Items from a figure collection
⟨

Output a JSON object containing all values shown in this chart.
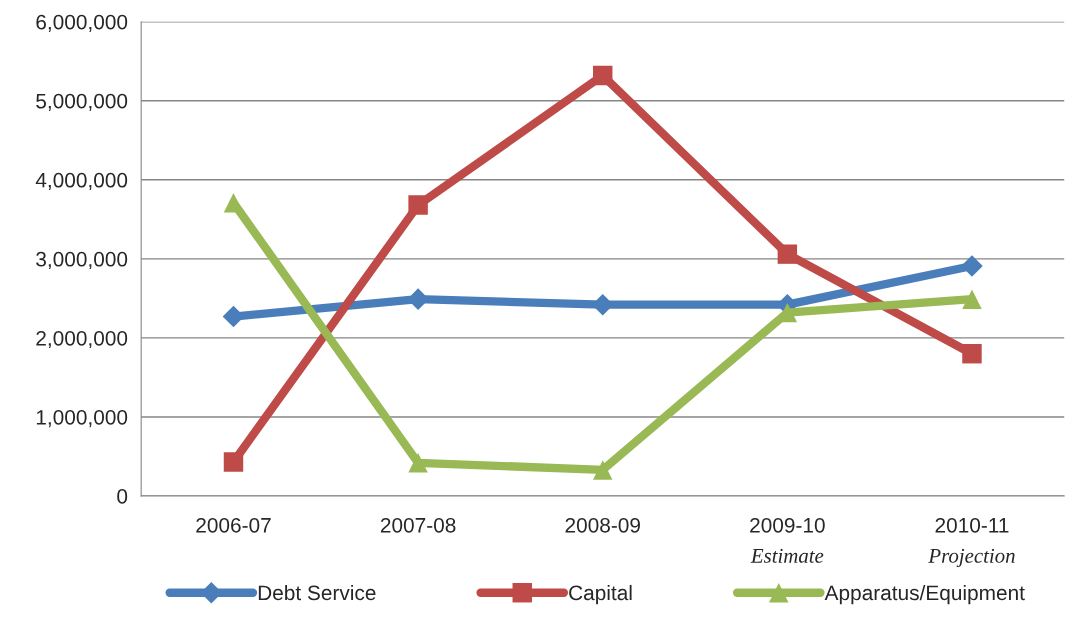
{
  "chart_data": {
    "type": "line",
    "categories": [
      "2006-07",
      "2007-08",
      "2008-09",
      "2009-10\nEstimate",
      "2010-11\nProjection"
    ],
    "series": [
      {
        "name": "Debt Service",
        "color": "#4a7ebb",
        "marker": "diamond",
        "values": [
          2270000,
          2490000,
          2420000,
          2420000,
          2910000
        ]
      },
      {
        "name": "Capital",
        "color": "#be4b48",
        "marker": "square",
        "values": [
          430000,
          3680000,
          5320000,
          3060000,
          1800000
        ]
      },
      {
        "name": "Apparatus/Equipment",
        "color": "#98b954",
        "marker": "triangle",
        "values": [
          3710000,
          420000,
          330000,
          2320000,
          2490000
        ]
      }
    ],
    "ylim": [
      0,
      6000000
    ],
    "yticks": [
      {
        "value": 0,
        "label": "0"
      },
      {
        "value": 1000000,
        "label": "1,000,000"
      },
      {
        "value": 2000000,
        "label": "2,000,000"
      },
      {
        "value": 3000000,
        "label": "3,000,000"
      },
      {
        "value": 4000000,
        "label": "4,000,000"
      },
      {
        "value": 5000000,
        "label": "5,000,000"
      },
      {
        "value": 6000000,
        "label": "6,000,000"
      }
    ],
    "grid": "y",
    "legend": "bottom",
    "line_style": "solid"
  }
}
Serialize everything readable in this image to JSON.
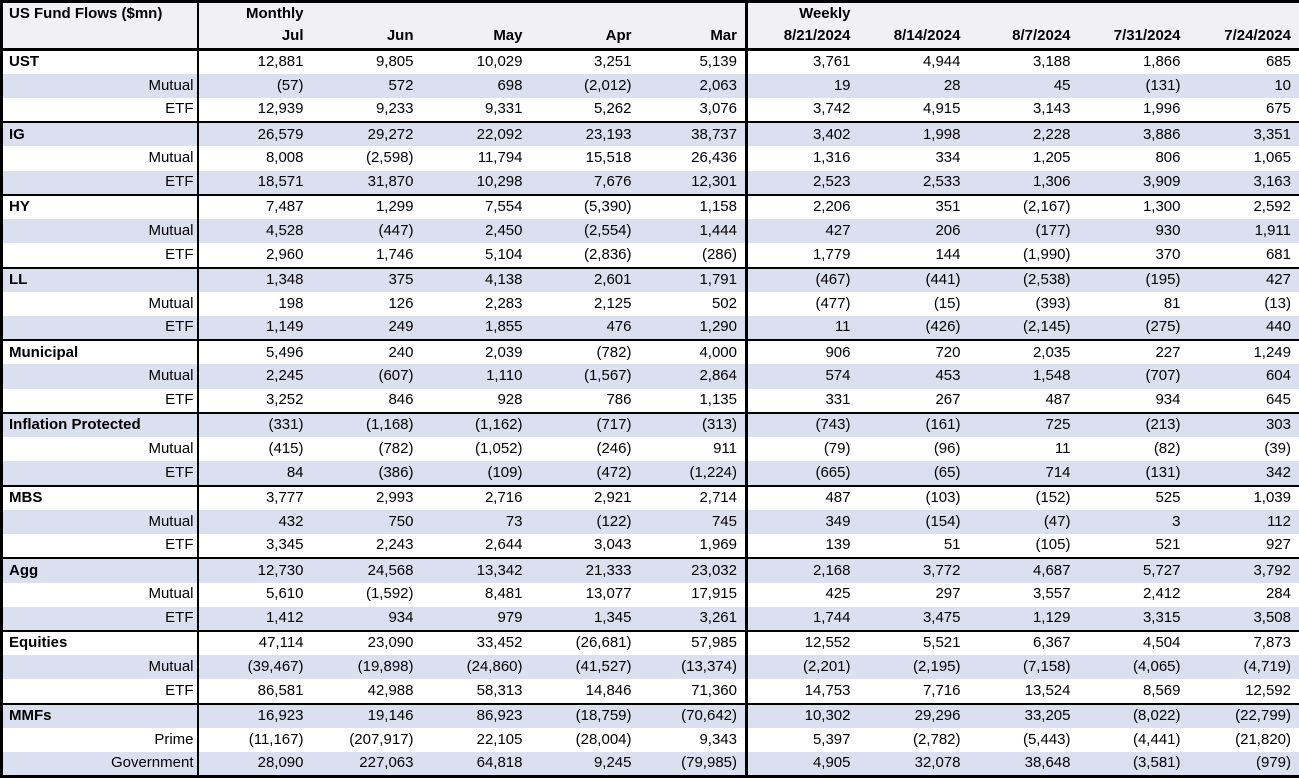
{
  "colors": {
    "band": "#DBE0F1",
    "header_bg": "#F1F1F3",
    "border": "#000000",
    "text": "#000000"
  },
  "chart_data": {
    "type": "table",
    "title": "US Fund Flows ($mn)",
    "section_labels": {
      "monthly": "Monthly",
      "weekly": "Weekly"
    },
    "monthly_columns": [
      "Jul",
      "Jun",
      "May",
      "Apr",
      "Mar"
    ],
    "weekly_columns": [
      "8/21/2024",
      "8/14/2024",
      "8/7/2024",
      "7/31/2024",
      "7/24/2024"
    ],
    "groups": [
      {
        "rows": [
          {
            "label": "UST",
            "monthly": [
              "12,881",
              "9,805",
              "10,029",
              "3,251",
              "5,139"
            ],
            "weekly": [
              "3,761",
              "4,944",
              "3,188",
              "1,866",
              "685"
            ]
          },
          {
            "label": "Mutual",
            "monthly": [
              "(57)",
              "572",
              "698",
              "(2,012)",
              "2,063"
            ],
            "weekly": [
              "19",
              "28",
              "45",
              "(131)",
              "10"
            ]
          },
          {
            "label": "ETF",
            "monthly": [
              "12,939",
              "9,233",
              "9,331",
              "5,262",
              "3,076"
            ],
            "weekly": [
              "3,742",
              "4,915",
              "3,143",
              "1,996",
              "675"
            ]
          }
        ]
      },
      {
        "rows": [
          {
            "label": "IG",
            "monthly": [
              "26,579",
              "29,272",
              "22,092",
              "23,193",
              "38,737"
            ],
            "weekly": [
              "3,402",
              "1,998",
              "2,228",
              "3,886",
              "3,351"
            ]
          },
          {
            "label": "Mutual",
            "monthly": [
              "8,008",
              "(2,598)",
              "11,794",
              "15,518",
              "26,436"
            ],
            "weekly": [
              "1,316",
              "334",
              "1,205",
              "806",
              "1,065"
            ]
          },
          {
            "label": "ETF",
            "monthly": [
              "18,571",
              "31,870",
              "10,298",
              "7,676",
              "12,301"
            ],
            "weekly": [
              "2,523",
              "2,533",
              "1,306",
              "3,909",
              "3,163"
            ]
          }
        ]
      },
      {
        "rows": [
          {
            "label": "HY",
            "monthly": [
              "7,487",
              "1,299",
              "7,554",
              "(5,390)",
              "1,158"
            ],
            "weekly": [
              "2,206",
              "351",
              "(2,167)",
              "1,300",
              "2,592"
            ]
          },
          {
            "label": "Mutual",
            "monthly": [
              "4,528",
              "(447)",
              "2,450",
              "(2,554)",
              "1,444"
            ],
            "weekly": [
              "427",
              "206",
              "(177)",
              "930",
              "1,911"
            ]
          },
          {
            "label": "ETF",
            "monthly": [
              "2,960",
              "1,746",
              "5,104",
              "(2,836)",
              "(286)"
            ],
            "weekly": [
              "1,779",
              "144",
              "(1,990)",
              "370",
              "681"
            ]
          }
        ]
      },
      {
        "rows": [
          {
            "label": "LL",
            "monthly": [
              "1,348",
              "375",
              "4,138",
              "2,601",
              "1,791"
            ],
            "weekly": [
              "(467)",
              "(441)",
              "(2,538)",
              "(195)",
              "427"
            ]
          },
          {
            "label": "Mutual",
            "monthly": [
              "198",
              "126",
              "2,283",
              "2,125",
              "502"
            ],
            "weekly": [
              "(477)",
              "(15)",
              "(393)",
              "81",
              "(13)"
            ]
          },
          {
            "label": "ETF",
            "monthly": [
              "1,149",
              "249",
              "1,855",
              "476",
              "1,290"
            ],
            "weekly": [
              "11",
              "(426)",
              "(2,145)",
              "(275)",
              "440"
            ]
          }
        ]
      },
      {
        "rows": [
          {
            "label": "Municipal",
            "monthly": [
              "5,496",
              "240",
              "2,039",
              "(782)",
              "4,000"
            ],
            "weekly": [
              "906",
              "720",
              "2,035",
              "227",
              "1,249"
            ]
          },
          {
            "label": "Mutual",
            "monthly": [
              "2,245",
              "(607)",
              "1,110",
              "(1,567)",
              "2,864"
            ],
            "weekly": [
              "574",
              "453",
              "1,548",
              "(707)",
              "604"
            ]
          },
          {
            "label": "ETF",
            "monthly": [
              "3,252",
              "846",
              "928",
              "786",
              "1,135"
            ],
            "weekly": [
              "331",
              "267",
              "487",
              "934",
              "645"
            ]
          }
        ]
      },
      {
        "rows": [
          {
            "label": "Inflation Protected",
            "monthly": [
              "(331)",
              "(1,168)",
              "(1,162)",
              "(717)",
              "(313)"
            ],
            "weekly": [
              "(743)",
              "(161)",
              "725",
              "(213)",
              "303"
            ]
          },
          {
            "label": "Mutual",
            "monthly": [
              "(415)",
              "(782)",
              "(1,052)",
              "(246)",
              "911"
            ],
            "weekly": [
              "(79)",
              "(96)",
              "11",
              "(82)",
              "(39)"
            ]
          },
          {
            "label": "ETF",
            "monthly": [
              "84",
              "(386)",
              "(109)",
              "(472)",
              "(1,224)"
            ],
            "weekly": [
              "(665)",
              "(65)",
              "714",
              "(131)",
              "342"
            ]
          }
        ]
      },
      {
        "rows": [
          {
            "label": "MBS",
            "monthly": [
              "3,777",
              "2,993",
              "2,716",
              "2,921",
              "2,714"
            ],
            "weekly": [
              "487",
              "(103)",
              "(152)",
              "525",
              "1,039"
            ]
          },
          {
            "label": "Mutual",
            "monthly": [
              "432",
              "750",
              "73",
              "(122)",
              "745"
            ],
            "weekly": [
              "349",
              "(154)",
              "(47)",
              "3",
              "112"
            ]
          },
          {
            "label": "ETF",
            "monthly": [
              "3,345",
              "2,243",
              "2,644",
              "3,043",
              "1,969"
            ],
            "weekly": [
              "139",
              "51",
              "(105)",
              "521",
              "927"
            ]
          }
        ]
      },
      {
        "rows": [
          {
            "label": "Agg",
            "monthly": [
              "12,730",
              "24,568",
              "13,342",
              "21,333",
              "23,032"
            ],
            "weekly": [
              "2,168",
              "3,772",
              "4,687",
              "5,727",
              "3,792"
            ]
          },
          {
            "label": "Mutual",
            "monthly": [
              "5,610",
              "(1,592)",
              "8,481",
              "13,077",
              "17,915"
            ],
            "weekly": [
              "425",
              "297",
              "3,557",
              "2,412",
              "284"
            ]
          },
          {
            "label": "ETF",
            "monthly": [
              "1,412",
              "934",
              "979",
              "1,345",
              "3,261"
            ],
            "weekly": [
              "1,744",
              "3,475",
              "1,129",
              "3,315",
              "3,508"
            ]
          }
        ]
      },
      {
        "rows": [
          {
            "label": "Equities",
            "monthly": [
              "47,114",
              "23,090",
              "33,452",
              "(26,681)",
              "57,985"
            ],
            "weekly": [
              "12,552",
              "5,521",
              "6,367",
              "4,504",
              "7,873"
            ]
          },
          {
            "label": "Mutual",
            "monthly": [
              "(39,467)",
              "(19,898)",
              "(24,860)",
              "(41,527)",
              "(13,374)"
            ],
            "weekly": [
              "(2,201)",
              "(2,195)",
              "(7,158)",
              "(4,065)",
              "(4,719)"
            ]
          },
          {
            "label": "ETF",
            "monthly": [
              "86,581",
              "42,988",
              "58,313",
              "14,846",
              "71,360"
            ],
            "weekly": [
              "14,753",
              "7,716",
              "13,524",
              "8,569",
              "12,592"
            ]
          }
        ]
      },
      {
        "rows": [
          {
            "label": "MMFs",
            "monthly": [
              "16,923",
              "19,146",
              "86,923",
              "(18,759)",
              "(70,642)"
            ],
            "weekly": [
              "10,302",
              "29,296",
              "33,205",
              "(8,022)",
              "(22,799)"
            ]
          },
          {
            "label": "Prime",
            "monthly": [
              "(11,167)",
              "(207,917)",
              "22,105",
              "(28,004)",
              "9,343"
            ],
            "weekly": [
              "5,397",
              "(2,782)",
              "(5,443)",
              "(4,441)",
              "(21,820)"
            ]
          },
          {
            "label": "Government",
            "monthly": [
              "28,090",
              "227,063",
              "64,818",
              "9,245",
              "(79,985)"
            ],
            "weekly": [
              "4,905",
              "32,078",
              "38,648",
              "(3,581)",
              "(979)"
            ]
          }
        ]
      }
    ]
  }
}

⟩

- TASK BRIEF
Check each line of the entries above, and show every one holding the word "name".

- OUTPUT
        "name": "Debt Service",
        "name": "Capital",
        "name": "Apparatus/Equipment",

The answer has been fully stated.